— Aim of the task —
Of the lines below, how many hold the string "Market"? Give only the number.

[Figure contents as structured data]
****************************************

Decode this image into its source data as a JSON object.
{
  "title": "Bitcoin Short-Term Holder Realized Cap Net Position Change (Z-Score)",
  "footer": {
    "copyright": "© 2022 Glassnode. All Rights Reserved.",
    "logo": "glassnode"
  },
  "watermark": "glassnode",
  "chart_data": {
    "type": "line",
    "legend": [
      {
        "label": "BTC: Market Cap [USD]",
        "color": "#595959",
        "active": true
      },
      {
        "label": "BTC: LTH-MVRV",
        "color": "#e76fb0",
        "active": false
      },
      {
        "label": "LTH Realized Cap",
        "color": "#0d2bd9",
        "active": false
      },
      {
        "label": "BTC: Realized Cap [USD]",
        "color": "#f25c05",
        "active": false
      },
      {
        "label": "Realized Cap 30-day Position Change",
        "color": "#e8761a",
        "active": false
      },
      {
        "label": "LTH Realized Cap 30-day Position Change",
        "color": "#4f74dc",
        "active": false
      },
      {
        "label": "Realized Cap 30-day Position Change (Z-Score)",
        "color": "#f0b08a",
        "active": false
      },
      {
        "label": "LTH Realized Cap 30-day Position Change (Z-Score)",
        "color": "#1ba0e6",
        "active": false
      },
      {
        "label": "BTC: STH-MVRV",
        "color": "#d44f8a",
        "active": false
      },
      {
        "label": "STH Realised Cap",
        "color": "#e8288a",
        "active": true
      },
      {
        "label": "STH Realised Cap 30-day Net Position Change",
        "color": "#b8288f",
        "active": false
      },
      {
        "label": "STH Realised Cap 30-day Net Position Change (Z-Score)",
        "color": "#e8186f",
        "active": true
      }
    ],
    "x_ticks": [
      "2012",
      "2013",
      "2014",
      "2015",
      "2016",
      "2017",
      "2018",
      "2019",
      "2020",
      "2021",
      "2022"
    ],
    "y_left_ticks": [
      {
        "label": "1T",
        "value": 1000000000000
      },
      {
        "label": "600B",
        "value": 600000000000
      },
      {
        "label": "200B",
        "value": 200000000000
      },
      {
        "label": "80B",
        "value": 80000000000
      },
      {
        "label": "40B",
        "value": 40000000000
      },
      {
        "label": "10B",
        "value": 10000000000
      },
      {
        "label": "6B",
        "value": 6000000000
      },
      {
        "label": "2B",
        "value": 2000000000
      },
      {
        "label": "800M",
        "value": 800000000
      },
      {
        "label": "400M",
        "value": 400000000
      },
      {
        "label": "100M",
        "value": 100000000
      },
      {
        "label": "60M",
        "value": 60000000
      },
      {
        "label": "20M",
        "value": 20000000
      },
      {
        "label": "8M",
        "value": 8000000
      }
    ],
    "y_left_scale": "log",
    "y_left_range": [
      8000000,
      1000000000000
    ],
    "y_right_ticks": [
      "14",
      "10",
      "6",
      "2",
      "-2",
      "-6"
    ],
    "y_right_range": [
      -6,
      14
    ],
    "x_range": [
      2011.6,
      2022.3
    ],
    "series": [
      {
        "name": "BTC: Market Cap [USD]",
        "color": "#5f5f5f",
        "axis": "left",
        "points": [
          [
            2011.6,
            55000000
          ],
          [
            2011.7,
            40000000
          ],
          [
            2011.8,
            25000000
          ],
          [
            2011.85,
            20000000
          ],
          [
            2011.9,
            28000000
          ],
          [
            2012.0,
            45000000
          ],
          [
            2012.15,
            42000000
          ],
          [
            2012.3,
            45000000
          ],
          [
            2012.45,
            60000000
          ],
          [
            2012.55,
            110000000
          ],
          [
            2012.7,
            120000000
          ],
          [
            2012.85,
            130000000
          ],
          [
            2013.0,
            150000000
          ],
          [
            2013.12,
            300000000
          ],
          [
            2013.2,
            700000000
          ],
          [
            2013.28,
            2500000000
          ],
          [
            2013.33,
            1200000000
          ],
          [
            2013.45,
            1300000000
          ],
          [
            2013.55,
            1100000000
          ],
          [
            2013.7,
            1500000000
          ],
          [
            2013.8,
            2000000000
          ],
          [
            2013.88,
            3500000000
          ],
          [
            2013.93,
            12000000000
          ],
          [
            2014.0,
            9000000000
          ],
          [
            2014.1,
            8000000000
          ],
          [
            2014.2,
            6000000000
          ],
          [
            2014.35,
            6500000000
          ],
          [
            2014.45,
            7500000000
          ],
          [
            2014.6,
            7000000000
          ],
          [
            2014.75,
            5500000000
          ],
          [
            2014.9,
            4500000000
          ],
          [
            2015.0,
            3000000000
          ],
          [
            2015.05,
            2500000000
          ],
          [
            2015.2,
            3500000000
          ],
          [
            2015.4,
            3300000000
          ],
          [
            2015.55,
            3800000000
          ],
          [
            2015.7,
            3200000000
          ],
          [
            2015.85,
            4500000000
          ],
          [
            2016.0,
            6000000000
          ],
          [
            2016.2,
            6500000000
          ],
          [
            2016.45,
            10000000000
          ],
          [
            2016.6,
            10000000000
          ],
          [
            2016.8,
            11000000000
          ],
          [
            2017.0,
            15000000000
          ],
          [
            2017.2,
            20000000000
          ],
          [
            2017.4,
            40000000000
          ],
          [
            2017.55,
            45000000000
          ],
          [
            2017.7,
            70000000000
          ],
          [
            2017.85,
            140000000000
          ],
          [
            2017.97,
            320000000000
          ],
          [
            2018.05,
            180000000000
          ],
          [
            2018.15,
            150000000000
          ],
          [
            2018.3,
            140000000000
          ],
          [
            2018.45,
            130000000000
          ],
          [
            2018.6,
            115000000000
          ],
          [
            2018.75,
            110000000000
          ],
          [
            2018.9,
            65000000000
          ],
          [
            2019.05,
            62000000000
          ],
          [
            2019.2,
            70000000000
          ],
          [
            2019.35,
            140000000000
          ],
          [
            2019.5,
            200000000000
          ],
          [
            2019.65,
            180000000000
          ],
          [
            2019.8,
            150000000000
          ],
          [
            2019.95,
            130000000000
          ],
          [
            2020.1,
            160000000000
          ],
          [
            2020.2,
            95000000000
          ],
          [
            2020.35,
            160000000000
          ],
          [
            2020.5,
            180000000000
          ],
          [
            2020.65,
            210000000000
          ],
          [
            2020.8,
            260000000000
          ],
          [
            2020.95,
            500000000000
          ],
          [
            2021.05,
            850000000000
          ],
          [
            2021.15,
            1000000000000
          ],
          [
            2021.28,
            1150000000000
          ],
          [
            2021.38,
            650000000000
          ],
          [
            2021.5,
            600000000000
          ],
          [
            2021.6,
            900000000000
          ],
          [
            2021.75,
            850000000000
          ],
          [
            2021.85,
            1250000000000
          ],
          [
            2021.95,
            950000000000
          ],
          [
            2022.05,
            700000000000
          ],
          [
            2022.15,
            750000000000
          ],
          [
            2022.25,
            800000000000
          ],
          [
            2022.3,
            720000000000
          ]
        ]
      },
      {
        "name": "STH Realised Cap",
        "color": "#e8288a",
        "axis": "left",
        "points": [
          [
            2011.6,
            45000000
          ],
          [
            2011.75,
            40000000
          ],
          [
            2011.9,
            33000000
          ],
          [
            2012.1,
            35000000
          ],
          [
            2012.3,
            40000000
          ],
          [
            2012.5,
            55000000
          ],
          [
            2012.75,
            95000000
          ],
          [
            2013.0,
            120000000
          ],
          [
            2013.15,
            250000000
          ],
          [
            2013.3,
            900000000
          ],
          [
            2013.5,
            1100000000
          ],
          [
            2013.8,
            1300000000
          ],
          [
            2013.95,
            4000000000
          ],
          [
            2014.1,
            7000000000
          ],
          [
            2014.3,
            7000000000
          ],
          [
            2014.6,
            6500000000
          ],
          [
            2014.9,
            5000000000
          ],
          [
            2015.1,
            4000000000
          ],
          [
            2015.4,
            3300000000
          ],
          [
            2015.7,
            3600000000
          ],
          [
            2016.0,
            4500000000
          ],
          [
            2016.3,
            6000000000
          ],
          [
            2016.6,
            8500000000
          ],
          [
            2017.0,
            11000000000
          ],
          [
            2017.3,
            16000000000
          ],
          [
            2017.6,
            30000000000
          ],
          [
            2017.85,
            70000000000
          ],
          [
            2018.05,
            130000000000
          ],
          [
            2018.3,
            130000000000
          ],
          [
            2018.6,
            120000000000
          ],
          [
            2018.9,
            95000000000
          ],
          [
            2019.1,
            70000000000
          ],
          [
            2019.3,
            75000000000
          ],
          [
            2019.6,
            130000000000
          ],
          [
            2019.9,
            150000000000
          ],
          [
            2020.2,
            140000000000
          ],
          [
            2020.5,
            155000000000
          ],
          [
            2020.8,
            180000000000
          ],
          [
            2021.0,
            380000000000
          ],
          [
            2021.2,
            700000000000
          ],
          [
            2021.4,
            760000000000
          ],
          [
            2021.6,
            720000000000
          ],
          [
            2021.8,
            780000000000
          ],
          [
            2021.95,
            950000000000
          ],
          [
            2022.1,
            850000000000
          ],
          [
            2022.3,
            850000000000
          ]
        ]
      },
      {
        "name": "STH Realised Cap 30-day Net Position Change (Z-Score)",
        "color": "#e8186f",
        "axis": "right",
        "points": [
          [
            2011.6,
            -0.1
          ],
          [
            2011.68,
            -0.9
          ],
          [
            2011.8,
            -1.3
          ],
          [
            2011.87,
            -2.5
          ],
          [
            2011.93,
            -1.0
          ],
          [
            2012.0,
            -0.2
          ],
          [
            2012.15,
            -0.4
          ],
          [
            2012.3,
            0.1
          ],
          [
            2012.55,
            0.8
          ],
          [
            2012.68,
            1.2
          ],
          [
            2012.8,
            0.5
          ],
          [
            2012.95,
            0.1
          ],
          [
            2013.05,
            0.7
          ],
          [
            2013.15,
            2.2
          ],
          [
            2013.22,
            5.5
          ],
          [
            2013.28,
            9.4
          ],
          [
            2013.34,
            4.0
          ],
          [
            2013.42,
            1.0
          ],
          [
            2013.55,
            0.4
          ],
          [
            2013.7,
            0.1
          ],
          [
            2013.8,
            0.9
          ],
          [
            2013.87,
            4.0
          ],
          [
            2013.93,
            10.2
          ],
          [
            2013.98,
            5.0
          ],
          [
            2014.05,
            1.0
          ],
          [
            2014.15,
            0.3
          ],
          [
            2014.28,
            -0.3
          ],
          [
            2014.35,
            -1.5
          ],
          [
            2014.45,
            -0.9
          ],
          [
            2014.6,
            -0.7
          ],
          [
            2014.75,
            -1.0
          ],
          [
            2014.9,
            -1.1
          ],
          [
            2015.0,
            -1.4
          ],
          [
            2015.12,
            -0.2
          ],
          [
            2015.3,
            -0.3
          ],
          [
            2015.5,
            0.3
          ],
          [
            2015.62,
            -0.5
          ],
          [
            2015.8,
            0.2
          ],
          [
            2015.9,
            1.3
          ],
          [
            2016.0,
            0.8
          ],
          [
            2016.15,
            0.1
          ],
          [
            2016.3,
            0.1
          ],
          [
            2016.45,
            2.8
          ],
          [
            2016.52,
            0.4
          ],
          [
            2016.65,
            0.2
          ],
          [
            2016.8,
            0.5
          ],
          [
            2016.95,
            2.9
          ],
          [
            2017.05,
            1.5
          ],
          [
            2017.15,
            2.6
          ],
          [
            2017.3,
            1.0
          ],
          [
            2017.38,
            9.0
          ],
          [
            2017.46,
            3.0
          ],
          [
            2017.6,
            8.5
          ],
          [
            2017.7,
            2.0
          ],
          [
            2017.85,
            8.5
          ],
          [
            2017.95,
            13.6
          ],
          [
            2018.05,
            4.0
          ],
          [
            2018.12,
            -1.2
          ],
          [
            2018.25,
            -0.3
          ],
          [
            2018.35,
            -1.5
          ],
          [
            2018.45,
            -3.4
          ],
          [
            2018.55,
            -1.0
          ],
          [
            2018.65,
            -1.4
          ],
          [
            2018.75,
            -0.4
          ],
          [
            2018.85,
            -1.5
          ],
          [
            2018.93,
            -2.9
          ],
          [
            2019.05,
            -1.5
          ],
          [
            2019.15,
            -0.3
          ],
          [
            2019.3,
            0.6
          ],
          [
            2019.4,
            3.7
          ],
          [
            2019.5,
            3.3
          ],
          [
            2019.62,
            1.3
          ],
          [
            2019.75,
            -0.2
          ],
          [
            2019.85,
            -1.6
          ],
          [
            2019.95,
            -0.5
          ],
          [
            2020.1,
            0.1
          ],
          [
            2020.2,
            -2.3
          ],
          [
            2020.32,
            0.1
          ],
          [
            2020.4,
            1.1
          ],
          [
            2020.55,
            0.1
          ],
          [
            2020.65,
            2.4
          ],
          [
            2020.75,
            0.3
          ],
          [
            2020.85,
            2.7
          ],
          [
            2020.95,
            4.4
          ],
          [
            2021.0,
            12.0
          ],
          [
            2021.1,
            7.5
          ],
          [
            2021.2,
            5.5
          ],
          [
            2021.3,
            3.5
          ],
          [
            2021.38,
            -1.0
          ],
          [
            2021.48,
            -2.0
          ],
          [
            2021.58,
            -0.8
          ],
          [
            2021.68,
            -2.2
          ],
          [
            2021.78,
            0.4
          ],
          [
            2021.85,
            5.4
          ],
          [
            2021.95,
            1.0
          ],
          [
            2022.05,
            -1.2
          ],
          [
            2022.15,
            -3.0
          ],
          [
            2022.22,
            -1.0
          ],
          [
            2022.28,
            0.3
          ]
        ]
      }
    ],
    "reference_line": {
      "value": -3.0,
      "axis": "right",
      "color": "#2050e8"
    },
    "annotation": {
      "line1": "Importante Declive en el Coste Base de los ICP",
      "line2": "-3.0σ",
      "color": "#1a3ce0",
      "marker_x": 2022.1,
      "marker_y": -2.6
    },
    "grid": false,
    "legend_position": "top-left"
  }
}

****************************************

— Task output —
2